Prompt: Look through the lines below and extract any with the word "title".

Record extracts:
══════

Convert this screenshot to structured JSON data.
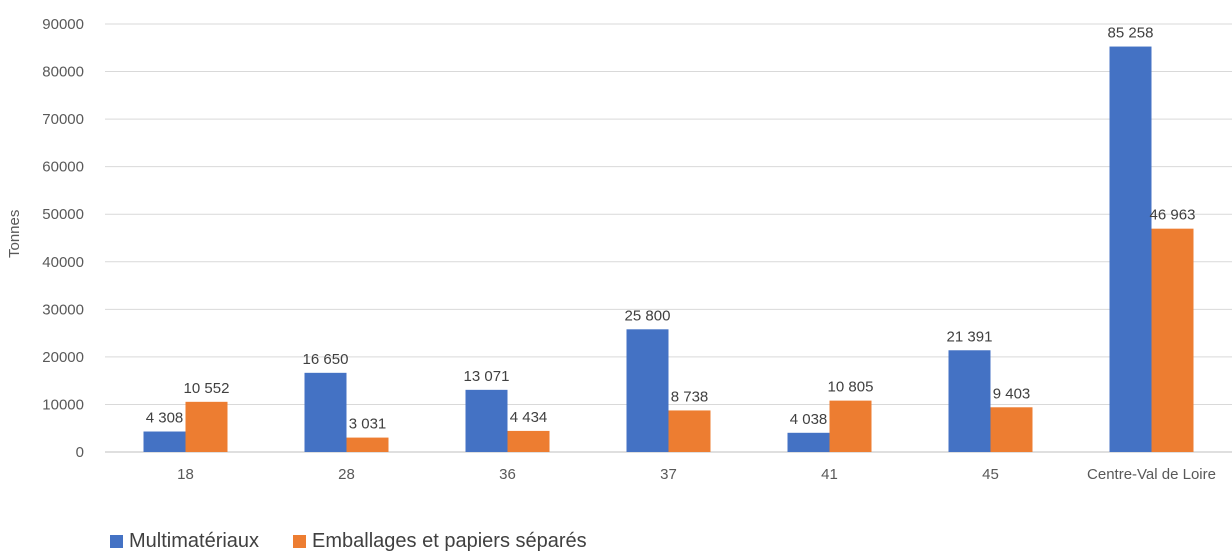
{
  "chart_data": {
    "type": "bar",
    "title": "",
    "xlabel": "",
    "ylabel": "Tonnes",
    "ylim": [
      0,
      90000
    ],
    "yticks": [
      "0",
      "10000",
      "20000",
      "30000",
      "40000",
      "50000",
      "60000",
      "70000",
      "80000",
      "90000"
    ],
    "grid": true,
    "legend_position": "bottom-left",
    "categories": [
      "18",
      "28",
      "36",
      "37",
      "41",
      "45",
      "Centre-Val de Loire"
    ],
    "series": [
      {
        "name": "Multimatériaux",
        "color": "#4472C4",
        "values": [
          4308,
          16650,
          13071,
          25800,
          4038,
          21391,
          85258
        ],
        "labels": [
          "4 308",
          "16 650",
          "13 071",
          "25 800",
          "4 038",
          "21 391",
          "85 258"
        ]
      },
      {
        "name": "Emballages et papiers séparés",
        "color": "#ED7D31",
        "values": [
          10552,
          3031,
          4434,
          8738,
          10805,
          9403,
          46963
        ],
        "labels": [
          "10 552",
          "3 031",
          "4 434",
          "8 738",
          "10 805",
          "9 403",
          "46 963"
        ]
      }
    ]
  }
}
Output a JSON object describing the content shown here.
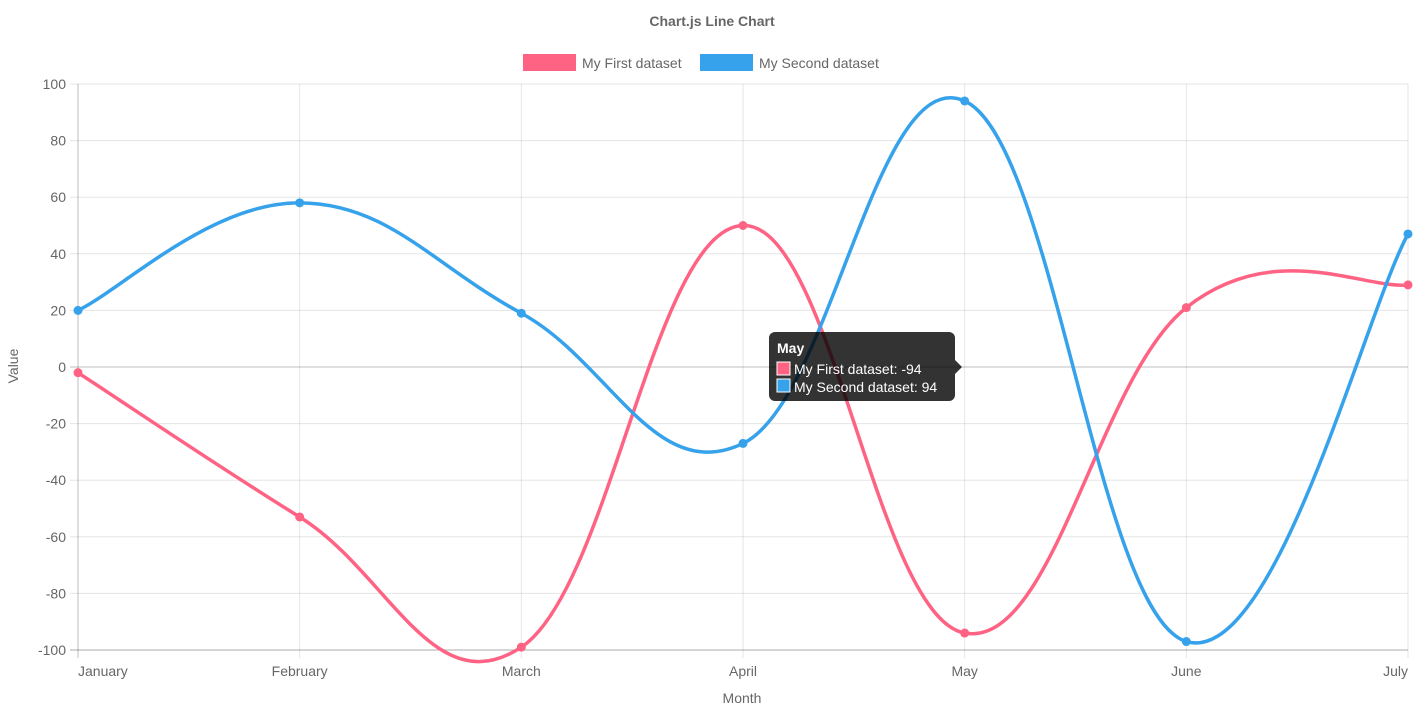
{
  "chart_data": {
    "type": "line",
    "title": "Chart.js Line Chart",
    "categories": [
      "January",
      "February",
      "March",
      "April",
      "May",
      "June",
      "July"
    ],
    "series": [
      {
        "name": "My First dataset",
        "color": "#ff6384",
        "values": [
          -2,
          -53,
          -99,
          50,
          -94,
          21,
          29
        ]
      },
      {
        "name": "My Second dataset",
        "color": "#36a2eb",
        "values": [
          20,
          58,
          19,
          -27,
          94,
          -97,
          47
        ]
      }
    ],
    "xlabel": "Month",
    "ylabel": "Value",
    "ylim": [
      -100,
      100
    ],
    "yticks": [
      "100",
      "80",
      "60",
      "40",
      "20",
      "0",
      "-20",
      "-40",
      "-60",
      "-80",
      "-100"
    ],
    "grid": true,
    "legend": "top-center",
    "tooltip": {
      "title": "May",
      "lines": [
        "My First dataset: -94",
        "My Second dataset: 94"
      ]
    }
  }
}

══════

Result of the task:
    "title": "",
    "title": "Chart.js Line Chart",
      "title": "May",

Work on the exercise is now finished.